YOUR TASK ->
All lines in the data bearing the string "Calcd" should be identified and copied.

====== INPUT MATERIAL

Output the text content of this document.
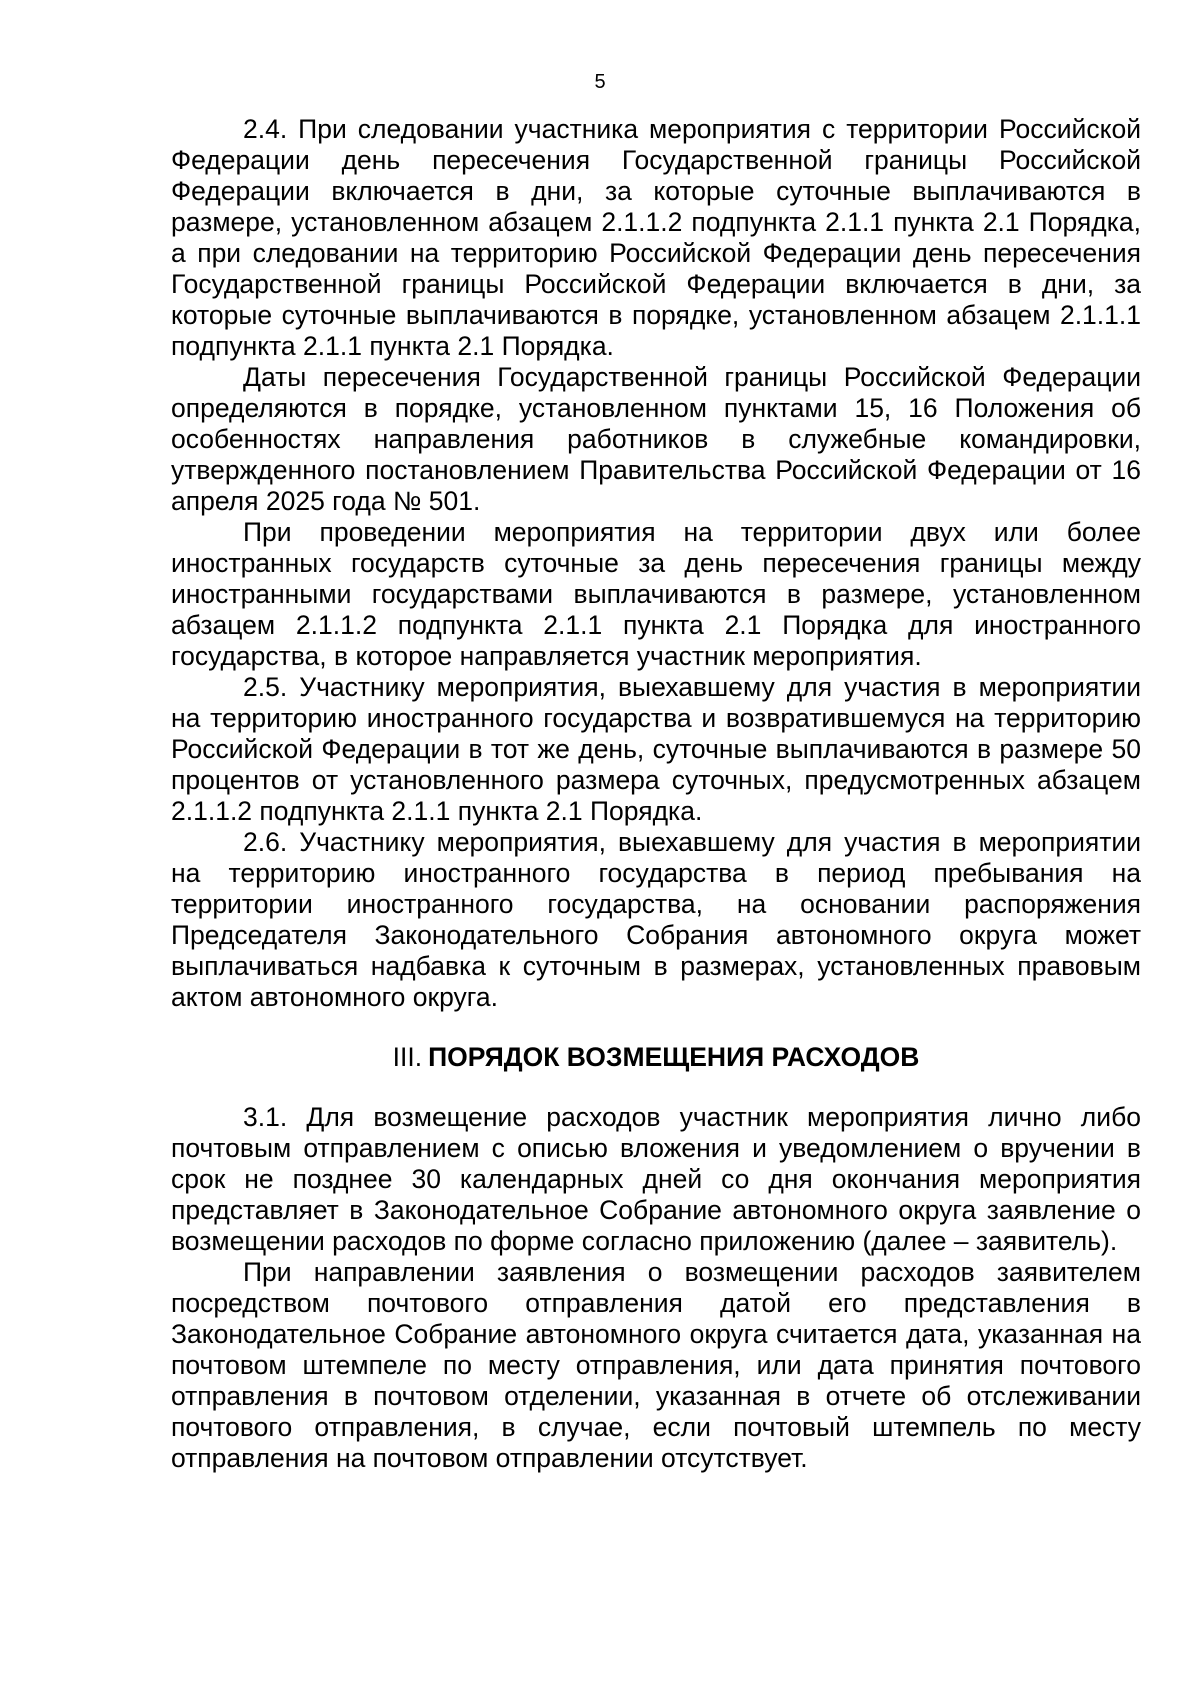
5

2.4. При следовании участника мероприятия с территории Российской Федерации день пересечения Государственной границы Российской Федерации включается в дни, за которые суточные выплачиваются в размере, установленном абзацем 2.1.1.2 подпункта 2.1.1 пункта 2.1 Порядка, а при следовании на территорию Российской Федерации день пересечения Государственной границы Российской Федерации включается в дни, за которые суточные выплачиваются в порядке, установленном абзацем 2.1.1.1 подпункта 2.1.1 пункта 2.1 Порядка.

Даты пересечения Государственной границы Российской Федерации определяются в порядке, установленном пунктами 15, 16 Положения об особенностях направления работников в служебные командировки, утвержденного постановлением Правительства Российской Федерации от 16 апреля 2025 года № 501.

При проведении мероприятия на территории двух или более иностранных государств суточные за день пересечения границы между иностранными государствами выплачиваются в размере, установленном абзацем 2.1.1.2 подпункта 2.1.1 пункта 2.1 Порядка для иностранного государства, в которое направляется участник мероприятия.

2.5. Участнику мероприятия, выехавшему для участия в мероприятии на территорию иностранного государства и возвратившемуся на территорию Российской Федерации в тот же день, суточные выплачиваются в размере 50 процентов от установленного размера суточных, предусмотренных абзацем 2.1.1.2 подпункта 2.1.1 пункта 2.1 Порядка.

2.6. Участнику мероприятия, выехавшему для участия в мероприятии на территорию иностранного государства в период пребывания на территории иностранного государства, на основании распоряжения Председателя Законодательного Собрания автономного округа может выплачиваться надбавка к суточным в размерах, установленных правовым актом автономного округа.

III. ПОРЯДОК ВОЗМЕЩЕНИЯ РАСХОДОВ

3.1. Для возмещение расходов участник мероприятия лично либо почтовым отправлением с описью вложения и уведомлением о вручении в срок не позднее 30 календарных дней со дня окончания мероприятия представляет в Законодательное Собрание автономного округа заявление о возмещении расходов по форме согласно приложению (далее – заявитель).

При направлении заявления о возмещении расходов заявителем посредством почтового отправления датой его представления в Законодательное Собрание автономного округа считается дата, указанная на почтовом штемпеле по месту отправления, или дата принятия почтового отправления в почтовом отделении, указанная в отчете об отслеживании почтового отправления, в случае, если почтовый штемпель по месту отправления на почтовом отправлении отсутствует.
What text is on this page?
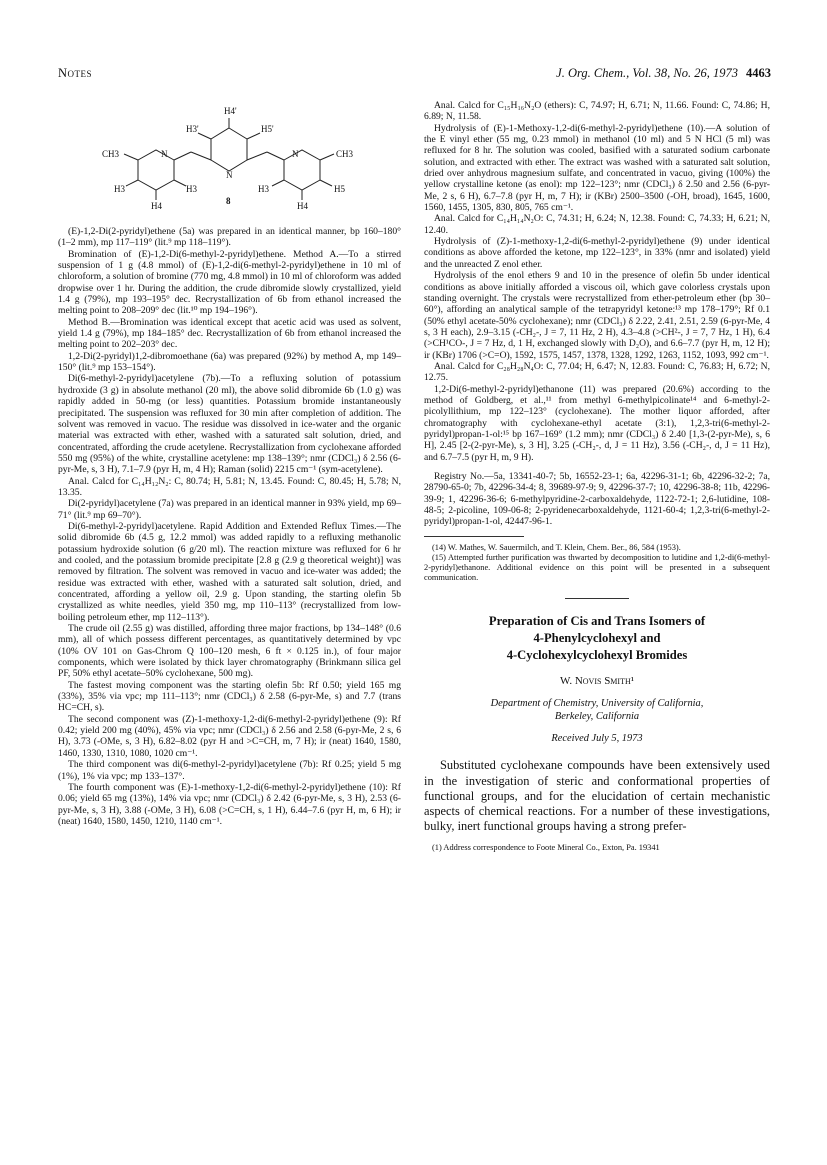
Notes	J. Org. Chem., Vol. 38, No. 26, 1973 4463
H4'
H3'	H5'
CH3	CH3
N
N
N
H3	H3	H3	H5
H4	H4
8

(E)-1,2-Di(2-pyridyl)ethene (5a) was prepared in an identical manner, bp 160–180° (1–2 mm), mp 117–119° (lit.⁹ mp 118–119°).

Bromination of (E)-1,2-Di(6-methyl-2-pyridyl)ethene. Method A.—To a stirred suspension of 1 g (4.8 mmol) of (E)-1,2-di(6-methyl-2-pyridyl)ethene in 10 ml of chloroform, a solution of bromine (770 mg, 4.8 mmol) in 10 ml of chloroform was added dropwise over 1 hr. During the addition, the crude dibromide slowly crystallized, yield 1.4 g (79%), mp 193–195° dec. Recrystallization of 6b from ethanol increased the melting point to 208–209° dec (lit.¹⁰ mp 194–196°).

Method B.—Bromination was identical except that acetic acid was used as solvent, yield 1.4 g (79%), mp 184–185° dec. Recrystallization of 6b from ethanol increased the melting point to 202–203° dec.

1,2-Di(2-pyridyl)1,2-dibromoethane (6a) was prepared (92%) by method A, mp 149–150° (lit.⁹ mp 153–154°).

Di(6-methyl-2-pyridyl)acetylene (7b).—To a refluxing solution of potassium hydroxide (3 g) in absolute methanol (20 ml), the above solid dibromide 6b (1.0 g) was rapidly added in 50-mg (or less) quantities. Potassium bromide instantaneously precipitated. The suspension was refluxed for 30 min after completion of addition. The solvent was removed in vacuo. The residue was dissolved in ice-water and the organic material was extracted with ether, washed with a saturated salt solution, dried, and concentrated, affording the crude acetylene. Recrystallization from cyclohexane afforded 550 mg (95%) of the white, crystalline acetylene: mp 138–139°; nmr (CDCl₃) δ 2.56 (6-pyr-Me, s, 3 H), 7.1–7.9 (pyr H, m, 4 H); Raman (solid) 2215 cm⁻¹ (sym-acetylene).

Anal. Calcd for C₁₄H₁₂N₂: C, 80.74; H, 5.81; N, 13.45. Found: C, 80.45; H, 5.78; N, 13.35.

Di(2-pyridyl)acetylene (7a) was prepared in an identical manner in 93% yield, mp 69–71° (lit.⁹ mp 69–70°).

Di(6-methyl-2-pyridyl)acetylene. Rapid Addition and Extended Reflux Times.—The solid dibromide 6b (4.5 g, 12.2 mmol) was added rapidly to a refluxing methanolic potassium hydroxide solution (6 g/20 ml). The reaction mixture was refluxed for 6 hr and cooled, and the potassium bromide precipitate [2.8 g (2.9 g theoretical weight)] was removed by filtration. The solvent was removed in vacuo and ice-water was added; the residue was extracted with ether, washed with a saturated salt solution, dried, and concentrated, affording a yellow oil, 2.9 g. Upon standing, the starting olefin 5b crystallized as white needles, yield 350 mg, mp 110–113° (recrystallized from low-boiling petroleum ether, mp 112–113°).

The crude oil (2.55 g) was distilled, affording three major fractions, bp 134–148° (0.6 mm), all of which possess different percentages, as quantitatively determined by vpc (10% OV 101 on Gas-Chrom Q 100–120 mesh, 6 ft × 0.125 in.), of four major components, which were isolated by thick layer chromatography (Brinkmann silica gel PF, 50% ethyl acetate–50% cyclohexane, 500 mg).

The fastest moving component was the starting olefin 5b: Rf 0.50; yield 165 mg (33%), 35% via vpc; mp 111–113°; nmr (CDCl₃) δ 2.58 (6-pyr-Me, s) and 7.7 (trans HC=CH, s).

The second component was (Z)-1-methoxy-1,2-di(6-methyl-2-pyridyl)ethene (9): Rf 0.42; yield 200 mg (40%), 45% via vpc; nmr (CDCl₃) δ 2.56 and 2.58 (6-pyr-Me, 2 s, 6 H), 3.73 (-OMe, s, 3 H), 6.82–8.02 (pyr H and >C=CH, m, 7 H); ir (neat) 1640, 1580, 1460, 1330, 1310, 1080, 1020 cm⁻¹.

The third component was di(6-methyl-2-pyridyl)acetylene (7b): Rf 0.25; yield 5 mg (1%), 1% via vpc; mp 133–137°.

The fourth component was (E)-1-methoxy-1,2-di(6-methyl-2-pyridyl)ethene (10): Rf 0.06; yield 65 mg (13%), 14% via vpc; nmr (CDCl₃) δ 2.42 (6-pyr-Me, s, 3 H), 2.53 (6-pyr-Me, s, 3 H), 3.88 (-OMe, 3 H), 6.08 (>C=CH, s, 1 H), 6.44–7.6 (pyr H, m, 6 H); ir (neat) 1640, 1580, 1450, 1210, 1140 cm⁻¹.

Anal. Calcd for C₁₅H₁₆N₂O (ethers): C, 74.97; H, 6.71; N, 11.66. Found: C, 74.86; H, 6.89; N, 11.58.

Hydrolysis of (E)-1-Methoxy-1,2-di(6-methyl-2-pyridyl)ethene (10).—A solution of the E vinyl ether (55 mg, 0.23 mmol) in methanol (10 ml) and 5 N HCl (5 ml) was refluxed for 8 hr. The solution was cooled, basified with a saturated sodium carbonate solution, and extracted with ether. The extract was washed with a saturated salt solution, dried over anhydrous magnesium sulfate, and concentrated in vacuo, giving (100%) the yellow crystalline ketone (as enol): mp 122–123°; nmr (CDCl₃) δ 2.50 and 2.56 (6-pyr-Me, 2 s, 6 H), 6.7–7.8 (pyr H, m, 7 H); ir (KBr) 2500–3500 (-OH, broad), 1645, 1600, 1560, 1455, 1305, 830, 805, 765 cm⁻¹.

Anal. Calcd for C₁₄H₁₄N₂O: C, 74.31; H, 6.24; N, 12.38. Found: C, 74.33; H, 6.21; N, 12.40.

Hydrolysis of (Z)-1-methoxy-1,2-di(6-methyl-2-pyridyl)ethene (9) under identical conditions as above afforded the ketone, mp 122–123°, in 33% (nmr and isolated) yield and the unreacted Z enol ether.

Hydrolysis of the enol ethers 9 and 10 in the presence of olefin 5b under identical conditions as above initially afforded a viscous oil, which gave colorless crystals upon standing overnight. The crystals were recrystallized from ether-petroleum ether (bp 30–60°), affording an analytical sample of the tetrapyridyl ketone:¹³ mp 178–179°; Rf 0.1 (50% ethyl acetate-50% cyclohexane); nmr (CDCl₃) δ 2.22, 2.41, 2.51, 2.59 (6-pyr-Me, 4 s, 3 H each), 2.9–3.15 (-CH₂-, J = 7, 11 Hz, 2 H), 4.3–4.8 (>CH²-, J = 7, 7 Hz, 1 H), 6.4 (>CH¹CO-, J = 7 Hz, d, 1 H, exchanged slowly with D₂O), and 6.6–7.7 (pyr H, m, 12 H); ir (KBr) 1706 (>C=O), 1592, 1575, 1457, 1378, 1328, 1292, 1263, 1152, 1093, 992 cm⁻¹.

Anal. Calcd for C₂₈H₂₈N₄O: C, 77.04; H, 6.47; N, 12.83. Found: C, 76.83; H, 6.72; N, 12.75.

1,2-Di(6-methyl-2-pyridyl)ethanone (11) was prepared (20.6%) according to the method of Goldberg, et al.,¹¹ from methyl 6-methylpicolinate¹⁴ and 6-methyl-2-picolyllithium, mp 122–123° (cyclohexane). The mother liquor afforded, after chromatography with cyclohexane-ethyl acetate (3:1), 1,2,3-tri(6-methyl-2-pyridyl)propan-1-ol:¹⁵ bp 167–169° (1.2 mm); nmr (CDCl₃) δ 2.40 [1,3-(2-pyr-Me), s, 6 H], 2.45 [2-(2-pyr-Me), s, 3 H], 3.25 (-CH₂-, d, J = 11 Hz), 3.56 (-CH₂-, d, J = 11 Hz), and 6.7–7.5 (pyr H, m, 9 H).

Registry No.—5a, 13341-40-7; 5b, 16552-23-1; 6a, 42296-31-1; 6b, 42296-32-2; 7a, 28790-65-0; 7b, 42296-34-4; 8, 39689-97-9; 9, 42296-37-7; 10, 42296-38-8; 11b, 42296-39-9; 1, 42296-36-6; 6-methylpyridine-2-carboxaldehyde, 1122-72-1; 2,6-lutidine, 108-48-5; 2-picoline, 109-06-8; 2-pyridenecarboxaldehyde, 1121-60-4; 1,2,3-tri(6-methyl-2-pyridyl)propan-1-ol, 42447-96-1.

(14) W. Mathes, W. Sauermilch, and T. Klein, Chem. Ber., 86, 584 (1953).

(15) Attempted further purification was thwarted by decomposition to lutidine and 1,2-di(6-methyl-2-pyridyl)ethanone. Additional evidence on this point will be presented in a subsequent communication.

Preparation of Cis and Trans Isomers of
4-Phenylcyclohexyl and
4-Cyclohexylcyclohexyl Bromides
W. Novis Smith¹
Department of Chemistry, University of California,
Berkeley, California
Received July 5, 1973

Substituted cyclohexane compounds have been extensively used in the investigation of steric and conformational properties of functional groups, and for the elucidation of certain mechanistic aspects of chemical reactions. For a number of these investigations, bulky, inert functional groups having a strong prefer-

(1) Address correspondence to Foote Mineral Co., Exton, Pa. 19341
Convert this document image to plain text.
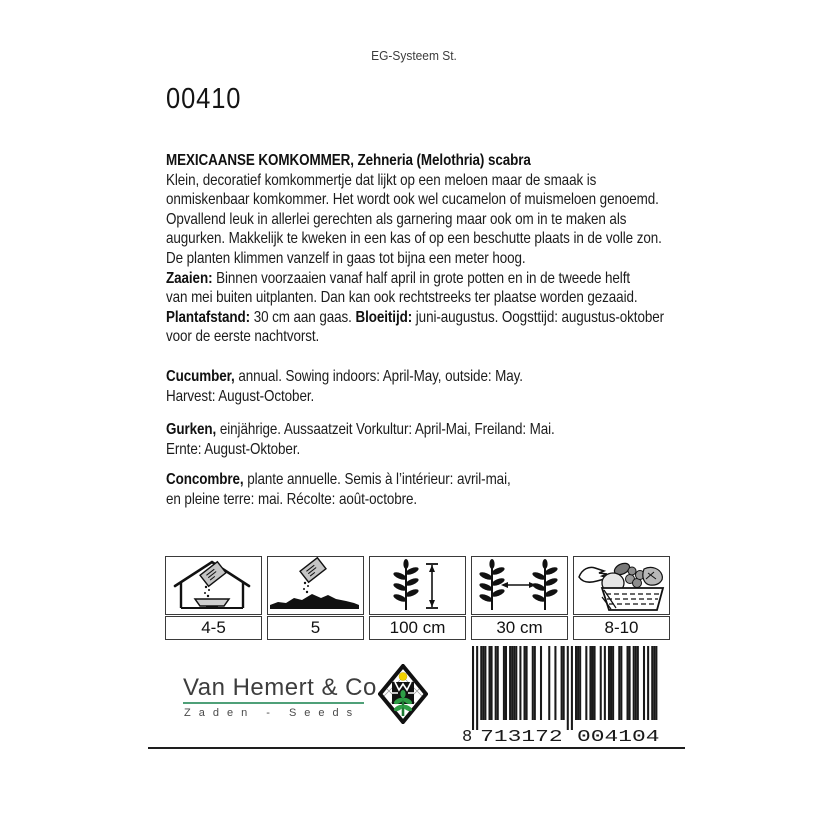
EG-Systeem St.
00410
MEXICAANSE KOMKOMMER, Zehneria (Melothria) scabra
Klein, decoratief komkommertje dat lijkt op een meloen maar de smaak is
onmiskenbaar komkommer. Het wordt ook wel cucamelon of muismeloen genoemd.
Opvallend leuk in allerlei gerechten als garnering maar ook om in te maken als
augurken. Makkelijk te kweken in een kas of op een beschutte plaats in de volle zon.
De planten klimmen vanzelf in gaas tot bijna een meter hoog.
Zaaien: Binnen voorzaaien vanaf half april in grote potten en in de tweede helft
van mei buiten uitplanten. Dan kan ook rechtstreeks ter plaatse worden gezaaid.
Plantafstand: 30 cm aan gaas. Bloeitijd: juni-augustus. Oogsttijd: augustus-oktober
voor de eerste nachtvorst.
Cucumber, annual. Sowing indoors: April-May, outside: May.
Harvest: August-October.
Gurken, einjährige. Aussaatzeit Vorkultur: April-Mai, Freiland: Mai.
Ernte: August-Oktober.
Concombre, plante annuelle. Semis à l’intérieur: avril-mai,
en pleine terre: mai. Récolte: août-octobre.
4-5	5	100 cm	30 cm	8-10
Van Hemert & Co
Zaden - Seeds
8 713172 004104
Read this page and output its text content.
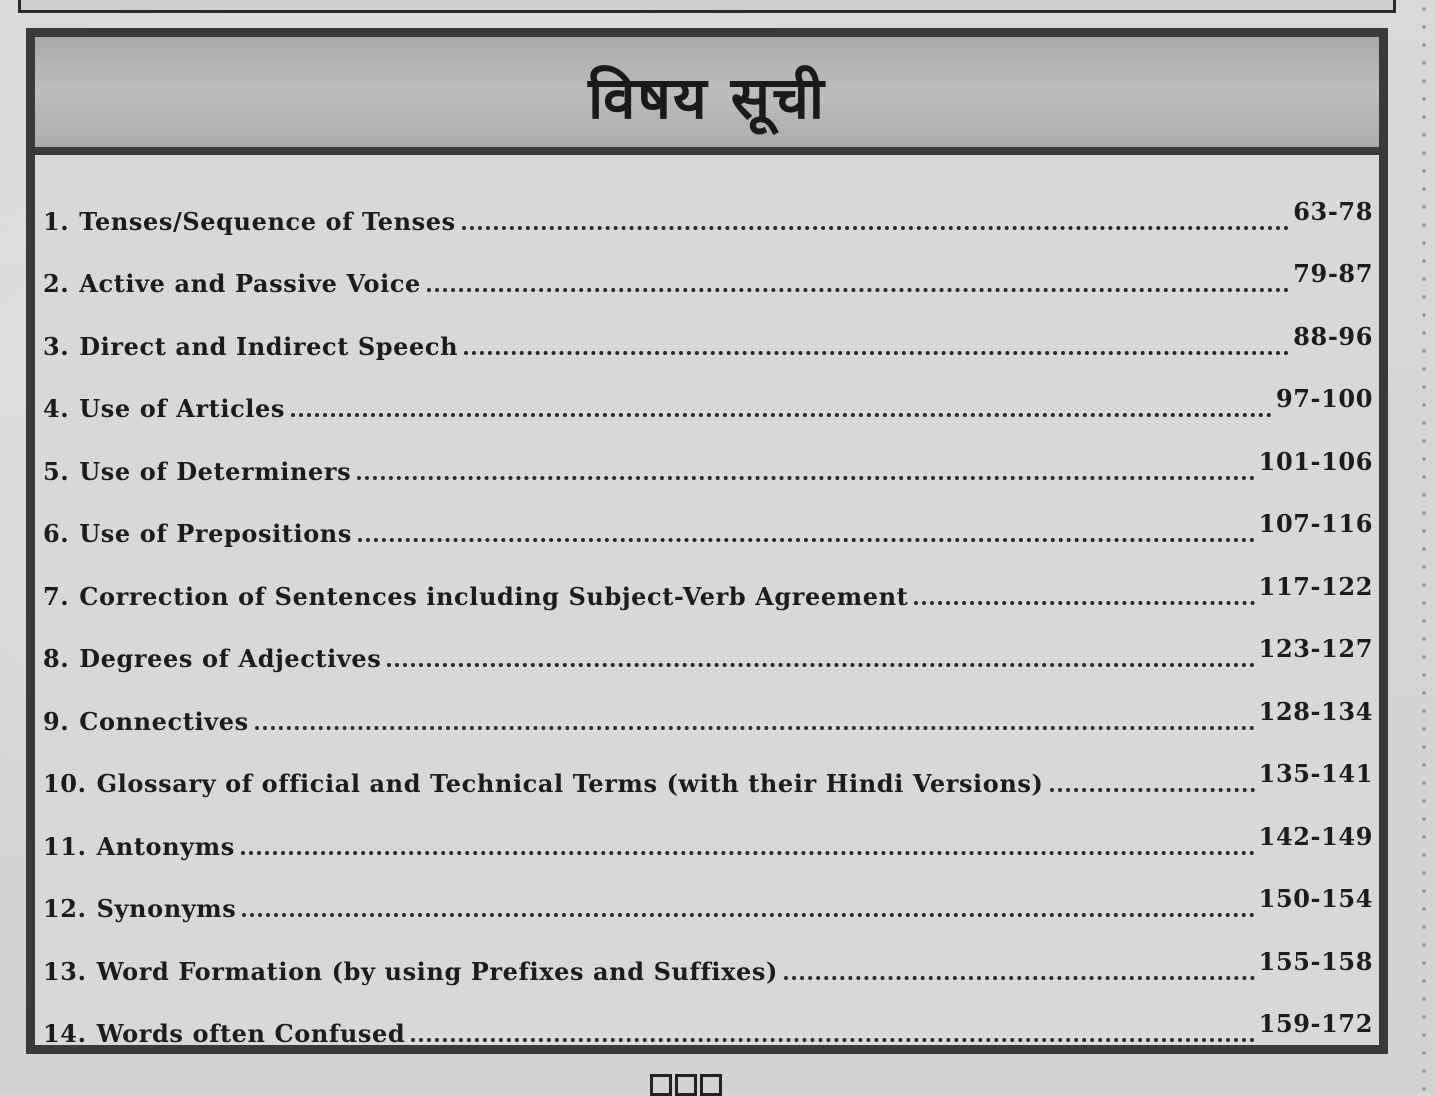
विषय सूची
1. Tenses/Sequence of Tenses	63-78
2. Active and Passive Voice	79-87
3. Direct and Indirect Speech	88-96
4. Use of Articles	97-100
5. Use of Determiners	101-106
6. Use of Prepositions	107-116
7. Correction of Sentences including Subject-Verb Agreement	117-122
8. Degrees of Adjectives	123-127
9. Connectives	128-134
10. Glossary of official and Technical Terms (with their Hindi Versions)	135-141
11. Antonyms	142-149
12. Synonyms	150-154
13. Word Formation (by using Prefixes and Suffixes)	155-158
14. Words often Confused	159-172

============

ANSWER TO THIS EXERCISE ->
Anal. Calcd for C₁₄H₁₂N₂: C, 80.74; H, 5.81; N, 13.45. Found: C, 80.45; H, 5.78; N, 13.35.
Anal. Calcd for C₁₅H₁₆N₂O (ethers): C, 74.97; H, 6.71; N, 11.66. Found: C, 74.86; H, 6.89; N, 11.58.
Anal. Calcd for C₁₄H₁₄N₂O: C, 74.31; H, 6.24; N, 12.38. Found: C, 74.33; H, 6.21; N, 12.40.
Anal. Calcd for C₂₈H₂₈N₄O: C, 77.04; H, 6.47; N, 12.83. Found: C, 76.83; H, 6.72; N, 12.75.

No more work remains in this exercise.